**Dataset extract**:
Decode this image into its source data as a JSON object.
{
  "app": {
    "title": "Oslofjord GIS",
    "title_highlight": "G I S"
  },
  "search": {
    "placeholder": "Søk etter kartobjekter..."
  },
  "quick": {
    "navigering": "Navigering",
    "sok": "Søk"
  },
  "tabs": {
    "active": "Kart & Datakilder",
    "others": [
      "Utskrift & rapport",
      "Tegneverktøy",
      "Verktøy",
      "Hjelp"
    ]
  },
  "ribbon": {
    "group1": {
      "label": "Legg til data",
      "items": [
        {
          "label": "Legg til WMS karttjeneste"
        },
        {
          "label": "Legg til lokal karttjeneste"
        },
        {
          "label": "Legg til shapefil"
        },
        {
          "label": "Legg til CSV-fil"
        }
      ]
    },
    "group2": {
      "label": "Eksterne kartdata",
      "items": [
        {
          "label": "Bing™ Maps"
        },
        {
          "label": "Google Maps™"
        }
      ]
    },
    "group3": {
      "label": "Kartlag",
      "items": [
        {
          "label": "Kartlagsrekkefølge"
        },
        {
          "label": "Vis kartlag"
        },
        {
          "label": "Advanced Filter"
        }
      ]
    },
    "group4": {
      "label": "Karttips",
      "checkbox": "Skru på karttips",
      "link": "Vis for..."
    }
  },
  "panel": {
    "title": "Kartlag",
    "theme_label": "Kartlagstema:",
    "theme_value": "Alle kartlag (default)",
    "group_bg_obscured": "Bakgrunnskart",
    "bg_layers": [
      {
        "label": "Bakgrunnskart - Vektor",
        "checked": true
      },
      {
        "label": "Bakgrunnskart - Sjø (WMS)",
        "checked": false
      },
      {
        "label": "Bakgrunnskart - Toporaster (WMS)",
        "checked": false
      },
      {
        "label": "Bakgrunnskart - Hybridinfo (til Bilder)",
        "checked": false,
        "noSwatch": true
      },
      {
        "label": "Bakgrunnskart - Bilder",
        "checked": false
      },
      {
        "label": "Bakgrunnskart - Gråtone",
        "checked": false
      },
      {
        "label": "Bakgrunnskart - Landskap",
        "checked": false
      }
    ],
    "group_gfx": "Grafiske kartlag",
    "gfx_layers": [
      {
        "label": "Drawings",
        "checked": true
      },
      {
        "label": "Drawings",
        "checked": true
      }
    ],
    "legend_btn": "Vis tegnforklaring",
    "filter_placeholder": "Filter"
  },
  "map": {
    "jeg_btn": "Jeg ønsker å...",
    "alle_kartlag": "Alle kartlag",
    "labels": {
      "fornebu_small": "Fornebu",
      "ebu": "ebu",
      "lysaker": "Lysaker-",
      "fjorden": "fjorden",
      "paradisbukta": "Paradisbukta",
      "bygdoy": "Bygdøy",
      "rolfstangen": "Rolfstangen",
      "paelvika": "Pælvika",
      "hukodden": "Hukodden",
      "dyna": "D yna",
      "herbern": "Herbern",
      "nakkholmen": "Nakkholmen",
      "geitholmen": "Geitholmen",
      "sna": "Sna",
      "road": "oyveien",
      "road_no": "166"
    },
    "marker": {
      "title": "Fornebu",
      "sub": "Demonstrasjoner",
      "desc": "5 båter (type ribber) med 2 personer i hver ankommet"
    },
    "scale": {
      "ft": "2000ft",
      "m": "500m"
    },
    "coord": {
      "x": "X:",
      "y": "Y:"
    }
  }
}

**What you should do**: Write out the whole listing exactly.

**Result for this exercise**:
Decode this image into its source data as a JSON object.
{
  "app": {
    "title": "Oslofjord GIS",
    "title_highlight": "G I S"
  },
  "search": {
    "placeholder": "Søk etter kartobjekter..."
  },
  "quick": {
    "navigering": "Navigering",
    "sok": "Søk"
  },
  "tabs": {
    "active": "Kart & Datakilder",
    "others": [
      "Utskrift & rapport",
      "Tegneverktøy",
      "Verktøy",
      "Hjelp"
    ]
  },
  "ribbon": {
    "group1": {
      "label": "Legg til data",
      "items": [
        {
          "label": "Legg til WMS karttjeneste"
        },
        {
          "label": "Legg til lokal karttjeneste"
        },
        {
          "label": "Legg til shapefil"
        },
        {
          "label": "Legg til CSV-fil"
        }
      ]
    },
    "group2": {
      "label": "Eksterne kartdata",
      "items": [
        {
          "label": "Bing™ Maps"
        },
        {
          "label": "Google Maps™"
        }
      ]
    },
    "group3": {
      "label": "Kartlag",
      "items": [
        {
          "label": "Kartlagsrekkefølge"
        },
        {
          "label": "Vis kartlag"
        },
        {
          "label": "Advanced Filter"
        }
      ]
    },
    "group4": {
      "label": "Karttips",
      "checkbox": "Skru på karttips",
      "link": "Vis for..."
    }
  },
  "panel": {
    "title": "Kartlag",
    "theme_label": "Kartlagstema:",
    "theme_value": "Alle kartlag (default)",
    "group_bg_obscured": "Bakgrunnskart",
    "bg_layers": [
      {
        "label": "Bakgrunnskart - Vektor",
        "checked": true
      },
      {
        "label": "Bakgrunnskart - Sjø (WMS)",
        "checked": false
      },
      {
        "label": "Bakgrunnskart - Toporaster (WMS)",
        "checked": false
      },
      {
        "label": "Bakgrunnskart - Hybridinfo (til Bilder)",
        "checked": false,
        "noSwatch": true
      },
      {
        "label": "Bakgrunnskart - Bilder",
        "checked": false
      },
      {
        "label": "Bakgrunnskart - Gråtone",
        "checked": false
      },
      {
        "label": "Bakgrunnskart - Landskap",
        "checked": false
      }
    ],
    "group_gfx": "Grafiske kartlag",
    "gfx_layers": [
      {
        "label": "Drawings",
        "checked": true
      },
      {
        "label": "Drawings",
        "checked": true
      }
    ],
    "legend_btn": "Vis tegnforklaring",
    "filter_placeholder": "Filter"
  },
  "map": {
    "jeg_btn": "Jeg ønsker å...",
    "alle_kartlag": "Alle kartlag",
    "labels": {
      "fornebu_small": "Fornebu",
      "ebu": "ebu",
      "lysaker": "Lysaker-",
      "fjorden": "fjorden",
      "paradisbukta": "Paradisbukta",
      "bygdoy": "Bygdøy",
      "rolfstangen": "Rolfstangen",
      "paelvika": "Pælvika",
      "hukodden": "Hukodden",
      "dyna": "D yna",
      "herbern": "Herbern",
      "nakkholmen": "Nakkholmen",
      "geitholmen": "Geitholmen",
      "sna": "Sna",
      "road": "oyveien",
      "road_no": "166"
    },
    "marker": {
      "title": "Fornebu",
      "sub": "Demonstrasjoner",
      "desc": "5 båter (type ribber) med 2 personer i hver ankommet"
    },
    "scale": {
      "ft": "2000ft",
      "m": "500m"
    },
    "coord": {
      "x": "X:",
      "y": "Y:"
    }
  }
}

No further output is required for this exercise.